- INSTRUCTIONS TO FOLLOW
Extract all of the entries and give them again, word for word.

'''

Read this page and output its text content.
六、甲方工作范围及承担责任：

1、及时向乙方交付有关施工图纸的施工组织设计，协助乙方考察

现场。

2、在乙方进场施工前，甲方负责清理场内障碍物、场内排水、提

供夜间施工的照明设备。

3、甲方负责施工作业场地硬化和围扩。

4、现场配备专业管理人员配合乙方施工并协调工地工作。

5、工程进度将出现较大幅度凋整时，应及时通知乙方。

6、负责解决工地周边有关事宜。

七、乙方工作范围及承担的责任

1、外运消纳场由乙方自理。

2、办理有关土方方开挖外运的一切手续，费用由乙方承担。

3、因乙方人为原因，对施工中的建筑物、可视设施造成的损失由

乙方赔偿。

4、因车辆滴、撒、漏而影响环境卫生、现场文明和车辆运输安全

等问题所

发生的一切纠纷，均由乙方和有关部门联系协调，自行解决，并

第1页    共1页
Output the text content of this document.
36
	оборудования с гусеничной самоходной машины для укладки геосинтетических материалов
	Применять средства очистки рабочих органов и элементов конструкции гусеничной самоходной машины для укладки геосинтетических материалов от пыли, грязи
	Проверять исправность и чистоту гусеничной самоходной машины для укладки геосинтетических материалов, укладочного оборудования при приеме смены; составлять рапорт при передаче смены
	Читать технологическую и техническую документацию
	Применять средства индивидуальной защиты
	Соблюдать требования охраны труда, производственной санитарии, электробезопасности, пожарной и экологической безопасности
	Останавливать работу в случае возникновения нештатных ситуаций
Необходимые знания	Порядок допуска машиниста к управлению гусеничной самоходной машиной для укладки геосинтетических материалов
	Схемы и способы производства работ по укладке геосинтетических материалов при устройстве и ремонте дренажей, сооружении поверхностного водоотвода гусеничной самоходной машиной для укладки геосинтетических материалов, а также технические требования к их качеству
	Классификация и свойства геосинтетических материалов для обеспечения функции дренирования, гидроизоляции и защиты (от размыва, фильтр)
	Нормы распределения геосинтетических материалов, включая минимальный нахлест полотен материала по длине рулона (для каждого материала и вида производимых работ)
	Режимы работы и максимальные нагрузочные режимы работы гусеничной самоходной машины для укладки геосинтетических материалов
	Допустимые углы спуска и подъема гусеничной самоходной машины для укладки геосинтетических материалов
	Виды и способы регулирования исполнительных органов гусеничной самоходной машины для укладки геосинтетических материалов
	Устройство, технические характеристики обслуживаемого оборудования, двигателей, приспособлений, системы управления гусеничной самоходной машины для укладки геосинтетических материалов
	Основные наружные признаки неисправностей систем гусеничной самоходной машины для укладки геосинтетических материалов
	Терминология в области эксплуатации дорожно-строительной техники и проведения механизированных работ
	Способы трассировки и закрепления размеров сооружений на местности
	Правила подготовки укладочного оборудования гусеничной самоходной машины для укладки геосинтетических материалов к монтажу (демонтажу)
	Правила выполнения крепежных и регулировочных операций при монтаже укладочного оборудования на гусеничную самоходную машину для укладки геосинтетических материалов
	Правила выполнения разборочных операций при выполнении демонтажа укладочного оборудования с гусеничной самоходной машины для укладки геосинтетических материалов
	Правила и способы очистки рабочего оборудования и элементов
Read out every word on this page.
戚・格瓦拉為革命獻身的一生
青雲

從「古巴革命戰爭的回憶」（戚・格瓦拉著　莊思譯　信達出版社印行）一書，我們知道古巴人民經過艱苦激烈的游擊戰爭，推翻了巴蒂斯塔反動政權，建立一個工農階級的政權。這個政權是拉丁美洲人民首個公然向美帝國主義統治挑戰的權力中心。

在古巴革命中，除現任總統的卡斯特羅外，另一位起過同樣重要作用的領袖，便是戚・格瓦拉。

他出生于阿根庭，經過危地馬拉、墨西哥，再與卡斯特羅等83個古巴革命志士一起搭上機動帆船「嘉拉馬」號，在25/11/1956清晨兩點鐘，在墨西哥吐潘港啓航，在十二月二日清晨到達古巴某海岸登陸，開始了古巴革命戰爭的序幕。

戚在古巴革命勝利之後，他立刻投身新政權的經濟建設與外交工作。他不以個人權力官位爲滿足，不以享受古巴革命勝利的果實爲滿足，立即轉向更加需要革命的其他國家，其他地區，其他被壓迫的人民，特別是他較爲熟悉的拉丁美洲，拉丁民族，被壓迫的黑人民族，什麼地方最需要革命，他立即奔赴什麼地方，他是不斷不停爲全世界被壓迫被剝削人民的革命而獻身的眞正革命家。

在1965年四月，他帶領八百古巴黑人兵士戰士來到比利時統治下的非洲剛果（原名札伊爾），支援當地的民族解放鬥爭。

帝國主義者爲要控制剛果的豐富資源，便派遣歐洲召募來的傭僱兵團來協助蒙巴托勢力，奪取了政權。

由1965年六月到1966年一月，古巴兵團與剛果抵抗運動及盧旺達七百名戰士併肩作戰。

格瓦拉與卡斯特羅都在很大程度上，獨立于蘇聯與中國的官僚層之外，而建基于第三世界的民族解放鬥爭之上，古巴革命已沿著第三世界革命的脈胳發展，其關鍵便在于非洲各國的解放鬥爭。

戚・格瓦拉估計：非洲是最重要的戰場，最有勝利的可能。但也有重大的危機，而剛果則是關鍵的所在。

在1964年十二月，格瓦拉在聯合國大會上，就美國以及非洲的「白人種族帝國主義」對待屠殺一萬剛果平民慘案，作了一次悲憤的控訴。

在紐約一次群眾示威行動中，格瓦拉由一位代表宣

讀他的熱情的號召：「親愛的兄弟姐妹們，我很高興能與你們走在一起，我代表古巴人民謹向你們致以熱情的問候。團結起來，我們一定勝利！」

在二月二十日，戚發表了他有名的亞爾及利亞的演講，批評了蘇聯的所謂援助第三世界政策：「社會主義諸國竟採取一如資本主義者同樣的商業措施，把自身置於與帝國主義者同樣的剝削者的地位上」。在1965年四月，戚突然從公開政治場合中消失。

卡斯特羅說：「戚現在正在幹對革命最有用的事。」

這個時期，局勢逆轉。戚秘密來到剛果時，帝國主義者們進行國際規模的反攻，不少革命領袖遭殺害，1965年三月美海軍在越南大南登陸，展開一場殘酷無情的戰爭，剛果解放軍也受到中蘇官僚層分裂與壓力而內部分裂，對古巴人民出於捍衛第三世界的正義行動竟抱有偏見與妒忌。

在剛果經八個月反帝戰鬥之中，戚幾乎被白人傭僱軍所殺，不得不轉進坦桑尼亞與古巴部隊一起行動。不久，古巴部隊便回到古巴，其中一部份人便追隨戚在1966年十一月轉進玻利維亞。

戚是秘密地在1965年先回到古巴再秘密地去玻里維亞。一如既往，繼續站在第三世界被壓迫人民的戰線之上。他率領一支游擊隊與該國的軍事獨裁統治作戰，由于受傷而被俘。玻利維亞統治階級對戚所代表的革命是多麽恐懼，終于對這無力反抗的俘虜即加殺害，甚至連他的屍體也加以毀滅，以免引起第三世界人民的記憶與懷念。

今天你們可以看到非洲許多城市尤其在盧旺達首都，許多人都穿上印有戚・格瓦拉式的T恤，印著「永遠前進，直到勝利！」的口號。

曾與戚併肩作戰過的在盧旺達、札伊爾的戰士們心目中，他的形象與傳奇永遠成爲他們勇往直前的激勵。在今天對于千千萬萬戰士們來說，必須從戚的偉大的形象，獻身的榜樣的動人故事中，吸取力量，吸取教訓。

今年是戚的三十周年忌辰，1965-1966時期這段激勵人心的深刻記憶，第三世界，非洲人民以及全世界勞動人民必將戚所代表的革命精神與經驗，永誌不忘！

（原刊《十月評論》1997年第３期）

'''

- THE REPLY
Read this page and output its text content.
六、甲方工作范围及承担责任：

1、及时向乙方交付有关施工图纸的施工组织设计，协助乙方考察

现场。

2、在乙方进场施工前，甲方负责清理场内障碍物、场内排水、提

供夜间施工的照明设备。

3、甲方负责施工作业场地硬化和围扩。

4、现场配备专业管理人员配合乙方施工并协调工地工作。

5、工程进度将出现较大幅度凋整时，应及时通知乙方。

6、负责解决工地周边有关事宜。

七、乙方工作范围及承担的责任

1、外运消纳场由乙方自理。

2、办理有关土方方开挖外运的一切手续，费用由乙方承担。

3、因乙方人为原因，对施工中的建筑物、可视设施造成的损失由

乙方赔偿。

4、因车辆滴、撒、漏而影响环境卫生、现场文明和车辆运输安全

等问题所

发生的一切纠纷，均由乙方和有关部门联系协调，自行解决，并

第1页    共1页
Output the text content of this document.
36
	оборудования с гусеничной самоходной машины для укладки геосинтетических материалов
	Применять средства очистки рабочих органов и элементов конструкции гусеничной самоходной машины для укладки геосинтетических материалов от пыли, грязи
	Проверять исправность и чистоту гусеничной самоходной машины для укладки геосинтетических материалов, укладочного оборудования при приеме смены; составлять рапорт при передаче смены
	Читать технологическую и техническую документацию
	Применять средства индивидуальной защиты
	Соблюдать требования охраны труда, производственной санитарии, электробезопасности, пожарной и экологической безопасности
	Останавливать работу в случае возникновения нештатных ситуаций
Необходимые знания	Порядок допуска машиниста к управлению гусеничной самоходной машиной для укладки геосинтетических материалов
	Схемы и способы производства работ по укладке геосинтетических материалов при устройстве и ремонте дренажей, сооружении поверхностного водоотвода гусеничной самоходной машиной для укладки геосинтетических материалов, а также технические требования к их качеству
	Классификация и свойства геосинтетических материалов для обеспечения функции дренирования, гидроизоляции и защиты (от размыва, фильтр)
	Нормы распределения геосинтетических материалов, включая минимальный нахлест полотен материала по длине рулона (для каждого материала и вида производимых работ)
	Режимы работы и максимальные нагрузочные режимы работы гусеничной самоходной машины для укладки геосинтетических материалов
	Допустимые углы спуска и подъема гусеничной самоходной машины для укладки геосинтетических материалов
	Виды и способы регулирования исполнительных органов гусеничной самоходной машины для укладки геосинтетических материалов
	Устройство, технические характеристики обслуживаемого оборудования, двигателей, приспособлений, системы управления гусеничной самоходной машины для укладки геосинтетических материалов
	Основные наружные признаки неисправностей систем гусеничной самоходной машины для укладки геосинтетических материалов
	Терминология в области эксплуатации дорожно-строительной техники и проведения механизированных работ
	Способы трассировки и закрепления размеров сооружений на местности
	Правила подготовки укладочного оборудования гусеничной самоходной машины для укладки геосинтетических материалов к монтажу (демонтажу)
	Правила выполнения крепежных и регулировочных операций при монтаже укладочного оборудования на гусеничную самоходную машину для укладки геосинтетических материалов
	Правила выполнения разборочных операций при выполнении демонтажа укладочного оборудования с гусеничной самоходной машины для укладки геосинтетических материалов
	Правила и способы очистки рабочего оборудования и элементов
Read out every word on this page.
戚・格瓦拉為革命獻身的一生
青雲

從「古巴革命戰爭的回憶」（戚・格瓦拉著　莊思譯　信達出版社印行）一書，我們知道古巴人民經過艱苦激烈的游擊戰爭，推翻了巴蒂斯塔反動政權，建立一個工農階級的政權。這個政權是拉丁美洲人民首個公然向美帝國主義統治挑戰的權力中心。

在古巴革命中，除現任總統的卡斯特羅外，另一位起過同樣重要作用的領袖，便是戚・格瓦拉。

他出生于阿根庭，經過危地馬拉、墨西哥，再與卡斯特羅等83個古巴革命志士一起搭上機動帆船「嘉拉馬」號，在25/11/1956清晨兩點鐘，在墨西哥吐潘港啓航，在十二月二日清晨到達古巴某海岸登陸，開始了古巴革命戰爭的序幕。

戚在古巴革命勝利之後，他立刻投身新政權的經濟建設與外交工作。他不以個人權力官位爲滿足，不以享受古巴革命勝利的果實爲滿足，立即轉向更加需要革命的其他國家，其他地區，其他被壓迫的人民，特別是他較爲熟悉的拉丁美洲，拉丁民族，被壓迫的黑人民族，什麼地方最需要革命，他立即奔赴什麼地方，他是不斷不停爲全世界被壓迫被剝削人民的革命而獻身的眞正革命家。

在1965年四月，他帶領八百古巴黑人兵士戰士來到比利時統治下的非洲剛果（原名札伊爾），支援當地的民族解放鬥爭。

帝國主義者爲要控制剛果的豐富資源，便派遣歐洲召募來的傭僱兵團來協助蒙巴托勢力，奪取了政權。

由1965年六月到1966年一月，古巴兵團與剛果抵抗運動及盧旺達七百名戰士併肩作戰。

格瓦拉與卡斯特羅都在很大程度上，獨立于蘇聯與中國的官僚層之外，而建基于第三世界的民族解放鬥爭之上，古巴革命已沿著第三世界革命的脈胳發展，其關鍵便在于非洲各國的解放鬥爭。

戚・格瓦拉估計：非洲是最重要的戰場，最有勝利的可能。但也有重大的危機，而剛果則是關鍵的所在。

在1964年十二月，格瓦拉在聯合國大會上，就美國以及非洲的「白人種族帝國主義」對待屠殺一萬剛果平民慘案，作了一次悲憤的控訴。

在紐約一次群眾示威行動中，格瓦拉由一位代表宣

讀他的熱情的號召：「親愛的兄弟姐妹們，我很高興能與你們走在一起，我代表古巴人民謹向你們致以熱情的問候。團結起來，我們一定勝利！」

在二月二十日，戚發表了他有名的亞爾及利亞的演講，批評了蘇聯的所謂援助第三世界政策：「社會主義諸國竟採取一如資本主義者同樣的商業措施，把自身置於與帝國主義者同樣的剝削者的地位上」。在1965年四月，戚突然從公開政治場合中消失。

卡斯特羅說：「戚現在正在幹對革命最有用的事。」

這個時期，局勢逆轉。戚秘密來到剛果時，帝國主義者們進行國際規模的反攻，不少革命領袖遭殺害，1965年三月美海軍在越南大南登陸，展開一場殘酷無情的戰爭，剛果解放軍也受到中蘇官僚層分裂與壓力而內部分裂，對古巴人民出於捍衛第三世界的正義行動竟抱有偏見與妒忌。

在剛果經八個月反帝戰鬥之中，戚幾乎被白人傭僱軍所殺，不得不轉進坦桑尼亞與古巴部隊一起行動。不久，古巴部隊便回到古巴，其中一部份人便追隨戚在1966年十一月轉進玻利維亞。

戚是秘密地在1965年先回到古巴再秘密地去玻里維亞。一如既往，繼續站在第三世界被壓迫人民的戰線之上。他率領一支游擊隊與該國的軍事獨裁統治作戰，由于受傷而被俘。玻利維亞統治階級對戚所代表的革命是多麽恐懼，終于對這無力反抗的俘虜即加殺害，甚至連他的屍體也加以毀滅，以免引起第三世界人民的記憶與懷念。

今天你們可以看到非洲許多城市尤其在盧旺達首都，許多人都穿上印有戚・格瓦拉式的T恤，印著「永遠前進，直到勝利！」的口號。

曾與戚併肩作戰過的在盧旺達、札伊爾的戰士們心目中，他的形象與傳奇永遠成爲他們勇往直前的激勵。在今天對于千千萬萬戰士們來說，必須從戚的偉大的形象，獻身的榜樣的動人故事中，吸取力量，吸取教訓。

今年是戚的三十周年忌辰，1965-1966時期這段激勵人心的深刻記憶，第三世界，非洲人民以及全世界勞動人民必將戚所代表的革命精神與經驗，永誌不忘！

（原刊《十月評論》1997年第３期）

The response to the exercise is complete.